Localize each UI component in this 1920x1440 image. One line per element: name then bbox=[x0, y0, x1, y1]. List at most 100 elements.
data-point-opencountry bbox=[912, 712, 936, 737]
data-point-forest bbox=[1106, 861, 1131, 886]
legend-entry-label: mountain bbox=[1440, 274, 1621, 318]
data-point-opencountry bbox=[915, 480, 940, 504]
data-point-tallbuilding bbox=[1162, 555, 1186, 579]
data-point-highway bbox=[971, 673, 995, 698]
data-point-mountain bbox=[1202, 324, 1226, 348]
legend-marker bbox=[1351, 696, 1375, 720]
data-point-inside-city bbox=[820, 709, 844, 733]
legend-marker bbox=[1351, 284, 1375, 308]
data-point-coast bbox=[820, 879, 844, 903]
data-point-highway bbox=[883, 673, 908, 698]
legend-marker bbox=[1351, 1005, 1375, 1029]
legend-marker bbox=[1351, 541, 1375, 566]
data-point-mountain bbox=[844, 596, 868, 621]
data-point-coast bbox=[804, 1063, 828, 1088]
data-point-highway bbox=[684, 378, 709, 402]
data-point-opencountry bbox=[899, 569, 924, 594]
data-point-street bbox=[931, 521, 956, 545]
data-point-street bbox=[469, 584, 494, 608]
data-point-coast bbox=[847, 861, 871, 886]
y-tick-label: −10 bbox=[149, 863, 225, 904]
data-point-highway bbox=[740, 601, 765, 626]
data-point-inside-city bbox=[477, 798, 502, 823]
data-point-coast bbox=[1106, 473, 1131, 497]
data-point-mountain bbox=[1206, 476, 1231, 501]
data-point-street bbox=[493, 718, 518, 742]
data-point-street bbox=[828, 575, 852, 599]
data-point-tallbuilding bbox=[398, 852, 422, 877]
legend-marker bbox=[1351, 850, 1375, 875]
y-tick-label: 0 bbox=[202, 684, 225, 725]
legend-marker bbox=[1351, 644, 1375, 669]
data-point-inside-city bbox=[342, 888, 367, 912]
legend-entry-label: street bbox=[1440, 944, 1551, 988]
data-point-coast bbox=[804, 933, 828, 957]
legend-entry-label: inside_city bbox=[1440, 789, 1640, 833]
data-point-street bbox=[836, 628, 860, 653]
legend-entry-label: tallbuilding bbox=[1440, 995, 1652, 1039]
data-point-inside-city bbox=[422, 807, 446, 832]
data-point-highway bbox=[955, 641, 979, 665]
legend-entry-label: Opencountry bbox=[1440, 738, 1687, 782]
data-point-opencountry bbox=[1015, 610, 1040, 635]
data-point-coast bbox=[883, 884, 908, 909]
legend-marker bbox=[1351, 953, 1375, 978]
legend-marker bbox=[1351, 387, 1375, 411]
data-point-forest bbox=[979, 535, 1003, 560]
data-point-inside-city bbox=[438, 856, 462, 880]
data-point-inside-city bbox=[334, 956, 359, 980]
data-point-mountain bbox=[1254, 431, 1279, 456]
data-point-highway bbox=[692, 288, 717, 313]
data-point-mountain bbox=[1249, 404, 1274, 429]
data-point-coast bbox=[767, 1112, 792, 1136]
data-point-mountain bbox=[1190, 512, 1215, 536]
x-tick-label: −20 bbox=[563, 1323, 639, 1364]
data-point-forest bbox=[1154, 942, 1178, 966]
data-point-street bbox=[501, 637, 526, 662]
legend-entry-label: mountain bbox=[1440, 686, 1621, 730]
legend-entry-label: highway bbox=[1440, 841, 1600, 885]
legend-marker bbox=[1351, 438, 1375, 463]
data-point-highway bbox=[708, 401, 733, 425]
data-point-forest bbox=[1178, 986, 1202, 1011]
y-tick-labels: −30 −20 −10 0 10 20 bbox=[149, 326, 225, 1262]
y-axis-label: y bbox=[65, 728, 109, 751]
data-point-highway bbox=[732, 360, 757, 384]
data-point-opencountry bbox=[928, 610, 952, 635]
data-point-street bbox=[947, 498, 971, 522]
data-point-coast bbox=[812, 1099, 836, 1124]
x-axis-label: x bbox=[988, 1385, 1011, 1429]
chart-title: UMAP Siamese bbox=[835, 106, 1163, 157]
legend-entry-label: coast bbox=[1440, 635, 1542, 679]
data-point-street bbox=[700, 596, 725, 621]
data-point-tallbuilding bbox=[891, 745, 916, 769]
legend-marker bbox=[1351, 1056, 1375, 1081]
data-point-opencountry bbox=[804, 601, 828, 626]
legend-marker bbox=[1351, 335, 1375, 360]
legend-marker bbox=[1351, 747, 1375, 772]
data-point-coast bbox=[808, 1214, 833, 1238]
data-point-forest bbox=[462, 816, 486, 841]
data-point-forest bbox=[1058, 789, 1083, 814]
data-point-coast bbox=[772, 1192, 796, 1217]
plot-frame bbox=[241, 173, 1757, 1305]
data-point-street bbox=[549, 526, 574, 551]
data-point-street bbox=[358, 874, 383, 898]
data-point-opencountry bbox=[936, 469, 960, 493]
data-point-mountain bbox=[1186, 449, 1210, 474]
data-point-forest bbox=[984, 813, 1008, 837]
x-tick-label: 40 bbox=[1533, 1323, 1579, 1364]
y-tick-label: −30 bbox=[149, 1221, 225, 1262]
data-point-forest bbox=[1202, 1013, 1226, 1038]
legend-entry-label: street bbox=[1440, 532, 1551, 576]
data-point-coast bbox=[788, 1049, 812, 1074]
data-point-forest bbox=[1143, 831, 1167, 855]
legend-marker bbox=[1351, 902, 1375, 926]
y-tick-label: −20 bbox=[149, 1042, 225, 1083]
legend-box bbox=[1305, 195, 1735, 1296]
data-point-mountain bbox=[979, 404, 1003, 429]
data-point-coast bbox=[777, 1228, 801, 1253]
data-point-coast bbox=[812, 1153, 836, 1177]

WHAT YOU SHOULD DO. Render the lines of the entries above as a numbered list, leaving out any blank lines.

RESULT BELOW.
1. Localize each UI component in this 1920x1440 image. One line per element: name then bbox=[x0, y0, x1, y1]. List at most 100 elements.
2. data-point-opencountry bbox=[912, 712, 936, 737]
3. data-point-forest bbox=[1106, 861, 1131, 886]
4. legend-entry-label: mountain bbox=[1440, 274, 1621, 318]
5. data-point-opencountry bbox=[915, 480, 940, 504]
6. data-point-tallbuilding bbox=[1162, 555, 1186, 579]
7. data-point-highway bbox=[971, 673, 995, 698]
8. data-point-mountain bbox=[1202, 324, 1226, 348]
9. legend-marker bbox=[1351, 696, 1375, 720]
10. data-point-inside-city bbox=[820, 709, 844, 733]
11. legend-marker bbox=[1351, 284, 1375, 308]
12. data-point-coast bbox=[820, 879, 844, 903]
13. data-point-highway bbox=[883, 673, 908, 698]
14. legend-marker bbox=[1351, 1005, 1375, 1029]
15. legend-marker bbox=[1351, 541, 1375, 566]
16. data-point-mountain bbox=[844, 596, 868, 621]
17. data-point-coast bbox=[804, 1063, 828, 1088]
18. data-point-highway bbox=[684, 378, 709, 402]
19. data-point-opencountry bbox=[899, 569, 924, 594]
20. data-point-street bbox=[931, 521, 956, 545]
21. data-point-street bbox=[469, 584, 494, 608]
22. data-point-coast bbox=[847, 861, 871, 886]
23. y-tick-label: −10 bbox=[149, 863, 225, 904]
24. data-point-highway bbox=[740, 601, 765, 626]
25. data-point-inside-city bbox=[477, 798, 502, 823]
26. data-point-coast bbox=[1106, 473, 1131, 497]
27. data-point-mountain bbox=[1206, 476, 1231, 501]
28. data-point-street bbox=[493, 718, 518, 742]
29. data-point-street bbox=[828, 575, 852, 599]
30. data-point-tallbuilding bbox=[398, 852, 422, 877]
31. legend-marker bbox=[1351, 850, 1375, 875]
32. y-tick-label: 0 bbox=[202, 684, 225, 725]
33. legend-marker bbox=[1351, 644, 1375, 669]
34. data-point-inside-city bbox=[342, 888, 367, 912]
35. legend-entry-label: street bbox=[1440, 944, 1551, 988]
36. data-point-coast bbox=[804, 933, 828, 957]
37. legend-entry-label: inside_city bbox=[1440, 789, 1640, 833]
38. data-point-street bbox=[836, 628, 860, 653]
39. legend-entry-label: tallbuilding bbox=[1440, 995, 1652, 1039]
40. data-point-inside-city bbox=[422, 807, 446, 832]
41. data-point-highway bbox=[955, 641, 979, 665]
42. legend-entry-label: Opencountry bbox=[1440, 738, 1687, 782]
43. data-point-opencountry bbox=[1015, 610, 1040, 635]
44. data-point-coast bbox=[883, 884, 908, 909]
45. legend-marker bbox=[1351, 953, 1375, 978]
46. legend-marker bbox=[1351, 387, 1375, 411]
47. data-point-forest bbox=[979, 535, 1003, 560]
48. data-point-inside-city bbox=[438, 856, 462, 880]
49. data-point-inside-city bbox=[334, 956, 359, 980]
50. data-point-mountain bbox=[1254, 431, 1279, 456]
51. data-point-highway bbox=[692, 288, 717, 313]
52. data-point-mountain bbox=[1249, 404, 1274, 429]
53. data-point-coast bbox=[767, 1112, 792, 1136]
54. data-point-mountain bbox=[1190, 512, 1215, 536]
55. x-tick-label: −20 bbox=[563, 1323, 639, 1364]
56. data-point-forest bbox=[1154, 942, 1178, 966]
57. data-point-street bbox=[501, 637, 526, 662]
58. legend-entry-label: mountain bbox=[1440, 686, 1621, 730]
59. legend-entry-label: highway bbox=[1440, 841, 1600, 885]
60. legend-marker bbox=[1351, 438, 1375, 463]
61. data-point-highway bbox=[708, 401, 733, 425]
62. data-point-forest bbox=[1178, 986, 1202, 1011]
63. y-tick-labels: −30 −20 −10 0 10 20 bbox=[149, 326, 225, 1262]
64. y-axis-label: y bbox=[65, 728, 109, 751]
65. data-point-highway bbox=[732, 360, 757, 384]
66. data-point-opencountry bbox=[928, 610, 952, 635]
67. data-point-street bbox=[947, 498, 971, 522]
68. data-point-coast bbox=[812, 1099, 836, 1124]
69. x-axis-label: x bbox=[988, 1385, 1011, 1429]
70. chart-title: UMAP Siamese bbox=[835, 106, 1163, 157]
71. legend-entry-label: coast bbox=[1440, 635, 1542, 679]
72. data-point-street bbox=[700, 596, 725, 621]
73. data-point-tallbuilding bbox=[891, 745, 916, 769]
74. legend-marker bbox=[1351, 1056, 1375, 1081]
75. data-point-opencountry bbox=[804, 601, 828, 626]
76. legend-marker bbox=[1351, 335, 1375, 360]
77. legend-marker bbox=[1351, 747, 1375, 772]
78. data-point-coast bbox=[808, 1214, 833, 1238]
79. data-point-forest bbox=[462, 816, 486, 841]
80. data-point-forest bbox=[1058, 789, 1083, 814]
81. data-point-coast bbox=[772, 1192, 796, 1217]
82. plot-frame bbox=[241, 173, 1757, 1305]
83. data-point-street bbox=[549, 526, 574, 551]
84. data-point-street bbox=[358, 874, 383, 898]
85. data-point-opencountry bbox=[936, 469, 960, 493]
86. data-point-mountain bbox=[1186, 449, 1210, 474]
87. data-point-forest bbox=[984, 813, 1008, 837]
88. x-tick-label: 40 bbox=[1533, 1323, 1579, 1364]
89. y-tick-label: −30 bbox=[149, 1221, 225, 1262]
90. data-point-forest bbox=[1202, 1013, 1226, 1038]
91. legend-entry-label: street bbox=[1440, 532, 1551, 576]
92. data-point-coast bbox=[788, 1049, 812, 1074]
93. data-point-forest bbox=[1143, 831, 1167, 855]
94. legend-marker bbox=[1351, 902, 1375, 926]
95. y-tick-label: −20 bbox=[149, 1042, 225, 1083]
96. legend-box bbox=[1305, 195, 1735, 1296]
97. data-point-mountain bbox=[979, 404, 1003, 429]
98. data-point-coast bbox=[777, 1228, 801, 1253]
99. data-point-coast bbox=[812, 1153, 836, 1177]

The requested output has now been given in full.